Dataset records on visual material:
>> BEGIN
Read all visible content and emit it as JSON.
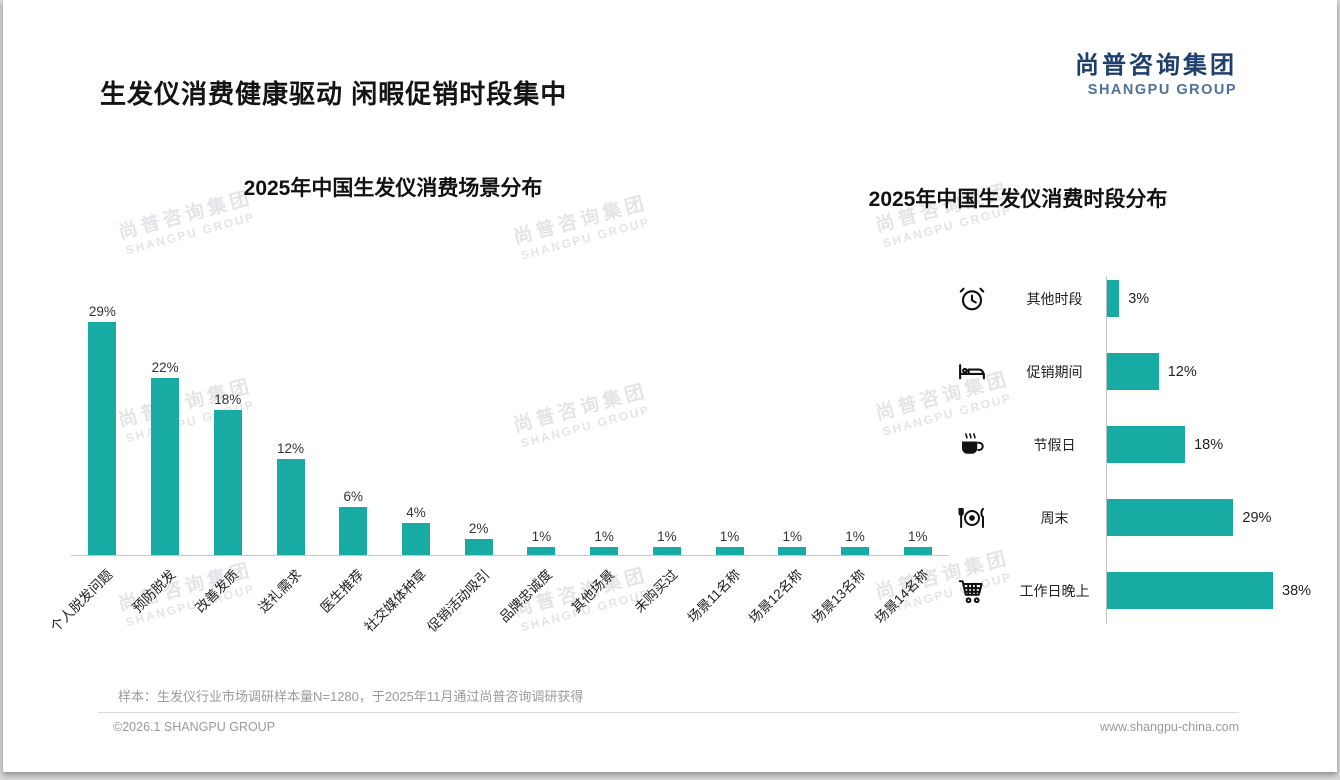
{
  "header": {
    "title": "生发仪消费健康驱动 闲暇促销时段集中",
    "logo_cn": "尚普咨询集团",
    "logo_en": "SHANGPU GROUP"
  },
  "watermark": {
    "line1": "尚普咨询集团",
    "line2": "SHANGPU GROUP"
  },
  "theme": {
    "bar_color": "#17aba3",
    "logo_color": "#1c3f6e",
    "icon_color": "#111111"
  },
  "chart_data": [
    {
      "type": "bar",
      "title": "2025年中国生发仪消费场景分布",
      "categories": [
        "个人脱发问题",
        "预防脱发",
        "改善发质",
        "送礼需求",
        "医生推荐",
        "社交媒体种草",
        "促销活动吸引",
        "品牌忠诚度",
        "其他场景",
        "未购买过",
        "场景11名称",
        "场景12名称",
        "场景13名称",
        "场景14名称"
      ],
      "values": [
        29,
        22,
        18,
        12,
        6,
        4,
        2,
        1,
        1,
        1,
        1,
        1,
        1,
        1
      ],
      "unit": "%",
      "ylim": [
        0,
        32
      ],
      "bar_color": "#17aba3",
      "grid": false,
      "legend": "none"
    },
    {
      "type": "bar-horizontal",
      "title": "2025年中国生发仪消费时段分布",
      "categories": [
        "其他时段",
        "促销期间",
        "节假日",
        "周末",
        "工作日晚上"
      ],
      "values": [
        3,
        12,
        18,
        29,
        38
      ],
      "icons": [
        "alarm-clock",
        "bed",
        "coffee",
        "dining",
        "shopping-cart"
      ],
      "unit": "%",
      "xlim": [
        0,
        42
      ],
      "bar_color": "#17aba3",
      "grid": false,
      "legend": "none"
    }
  ],
  "footer": {
    "note": "样本：生发仪行业市场调研样本量N=1280，于2025年11月通过尚普咨询调研获得",
    "copyright": "©2026.1 SHANGPU GROUP",
    "website": "www.shangpu-china.com"
  }
}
>> END
PROBLEM TO WORK ON – Gather from the records above every line containing the string "GROUP".

WORKED ANSWER –
    "logo_en": "SHANGPU GROUP"
    "line2": "SHANGPU GROUP"
    "copyright": "©2026.1 SHANGPU GROUP",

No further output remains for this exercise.